- _What you should do_
Quote the entries that follow exactly, leaving none out.

- _Data section_
---+---
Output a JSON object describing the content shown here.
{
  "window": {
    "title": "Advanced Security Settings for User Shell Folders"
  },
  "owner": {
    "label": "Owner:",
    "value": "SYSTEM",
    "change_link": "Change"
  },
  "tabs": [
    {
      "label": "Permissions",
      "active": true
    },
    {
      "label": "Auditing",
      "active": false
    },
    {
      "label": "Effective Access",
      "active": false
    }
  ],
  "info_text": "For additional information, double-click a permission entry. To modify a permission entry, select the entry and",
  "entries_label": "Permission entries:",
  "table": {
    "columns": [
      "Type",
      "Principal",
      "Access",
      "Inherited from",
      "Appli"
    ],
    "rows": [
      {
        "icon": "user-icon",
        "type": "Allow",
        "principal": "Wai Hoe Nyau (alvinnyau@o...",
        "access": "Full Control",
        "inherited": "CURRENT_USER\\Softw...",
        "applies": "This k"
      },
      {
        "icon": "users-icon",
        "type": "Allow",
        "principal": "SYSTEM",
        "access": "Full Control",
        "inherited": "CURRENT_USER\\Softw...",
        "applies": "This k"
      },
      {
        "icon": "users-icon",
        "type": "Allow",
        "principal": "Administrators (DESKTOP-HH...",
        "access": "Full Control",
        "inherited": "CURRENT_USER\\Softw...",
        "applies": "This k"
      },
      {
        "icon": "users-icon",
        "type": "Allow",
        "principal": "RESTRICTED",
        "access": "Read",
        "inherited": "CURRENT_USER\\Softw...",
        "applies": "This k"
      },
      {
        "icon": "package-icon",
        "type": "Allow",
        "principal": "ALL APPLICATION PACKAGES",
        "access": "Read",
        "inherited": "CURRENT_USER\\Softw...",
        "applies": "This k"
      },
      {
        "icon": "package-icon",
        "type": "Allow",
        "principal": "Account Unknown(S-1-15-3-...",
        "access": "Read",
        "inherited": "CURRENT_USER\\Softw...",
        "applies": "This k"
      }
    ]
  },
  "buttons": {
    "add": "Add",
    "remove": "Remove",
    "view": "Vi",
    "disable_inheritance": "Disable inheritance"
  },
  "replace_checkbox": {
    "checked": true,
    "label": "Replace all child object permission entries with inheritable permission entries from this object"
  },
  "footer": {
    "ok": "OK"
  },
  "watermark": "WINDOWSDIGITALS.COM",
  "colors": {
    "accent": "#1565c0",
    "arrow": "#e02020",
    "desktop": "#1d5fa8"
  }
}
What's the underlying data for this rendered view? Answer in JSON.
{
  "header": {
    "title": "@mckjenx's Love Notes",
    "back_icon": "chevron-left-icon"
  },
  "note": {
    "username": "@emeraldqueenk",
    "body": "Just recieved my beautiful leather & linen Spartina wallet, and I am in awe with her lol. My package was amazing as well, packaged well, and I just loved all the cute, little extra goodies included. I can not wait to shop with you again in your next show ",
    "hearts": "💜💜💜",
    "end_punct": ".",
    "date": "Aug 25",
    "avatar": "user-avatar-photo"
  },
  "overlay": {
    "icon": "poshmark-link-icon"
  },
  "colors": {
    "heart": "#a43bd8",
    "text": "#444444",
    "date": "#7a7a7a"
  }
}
---+---
- _Exercise response_
Output a JSON object describing the content shown here.
{
  "window": {
    "title": "Advanced Security Settings for User Shell Folders"
  },
  "owner": {
    "label": "Owner:",
    "value": "SYSTEM",
    "change_link": "Change"
  },
  "tabs": [
    {
      "label": "Permissions",
      "active": true
    },
    {
      "label": "Auditing",
      "active": false
    },
    {
      "label": "Effective Access",
      "active": false
    }
  ],
  "info_text": "For additional information, double-click a permission entry. To modify a permission entry, select the entry and",
  "entries_label": "Permission entries:",
  "table": {
    "columns": [
      "Type",
      "Principal",
      "Access",
      "Inherited from",
      "Appli"
    ],
    "rows": [
      {
        "icon": "user-icon",
        "type": "Allow",
        "principal": "Wai Hoe Nyau (alvinnyau@o...",
        "access": "Full Control",
        "inherited": "CURRENT_USER\\Softw...",
        "applies": "This k"
      },
      {
        "icon": "users-icon",
        "type": "Allow",
        "principal": "SYSTEM",
        "access": "Full Control",
        "inherited": "CURRENT_USER\\Softw...",
        "applies": "This k"
      },
      {
        "icon": "users-icon",
        "type": "Allow",
        "principal": "Administrators (DESKTOP-HH...",
        "access": "Full Control",
        "inherited": "CURRENT_USER\\Softw...",
        "applies": "This k"
      },
      {
        "icon": "users-icon",
        "type": "Allow",
        "principal": "RESTRICTED",
        "access": "Read",
        "inherited": "CURRENT_USER\\Softw...",
        "applies": "This k"
      },
      {
        "icon": "package-icon",
        "type": "Allow",
        "principal": "ALL APPLICATION PACKAGES",
        "access": "Read",
        "inherited": "CURRENT_USER\\Softw...",
        "applies": "This k"
      },
      {
        "icon": "package-icon",
        "type": "Allow",
        "principal": "Account Unknown(S-1-15-3-...",
        "access": "Read",
        "inherited": "CURRENT_USER\\Softw...",
        "applies": "This k"
      }
    ]
  },
  "buttons": {
    "add": "Add",
    "remove": "Remove",
    "view": "Vi",
    "disable_inheritance": "Disable inheritance"
  },
  "replace_checkbox": {
    "checked": true,
    "label": "Replace all child object permission entries with inheritable permission entries from this object"
  },
  "footer": {
    "ok": "OK"
  },
  "watermark": "WINDOWSDIGITALS.COM",
  "colors": {
    "accent": "#1565c0",
    "arrow": "#e02020",
    "desktop": "#1d5fa8"
  }
}
What's the underlying data for this rendered view? Answer in JSON.
{
  "header": {
    "title": "@mckjenx's Love Notes",
    "back_icon": "chevron-left-icon"
  },
  "note": {
    "username": "@emeraldqueenk",
    "body": "Just recieved my beautiful leather & linen Spartina wallet, and I am in awe with her lol. My package was amazing as well, packaged well, and I just loved all the cute, little extra goodies included. I can not wait to shop with you again in your next show ",
    "hearts": "💜💜💜",
    "end_punct": ".",
    "date": "Aug 25",
    "avatar": "user-avatar-photo"
  },
  "overlay": {
    "icon": "poshmark-link-icon"
  },
  "colors": {
    "heart": "#a43bd8",
    "text": "#444444",
    "date": "#7a7a7a"
  }
}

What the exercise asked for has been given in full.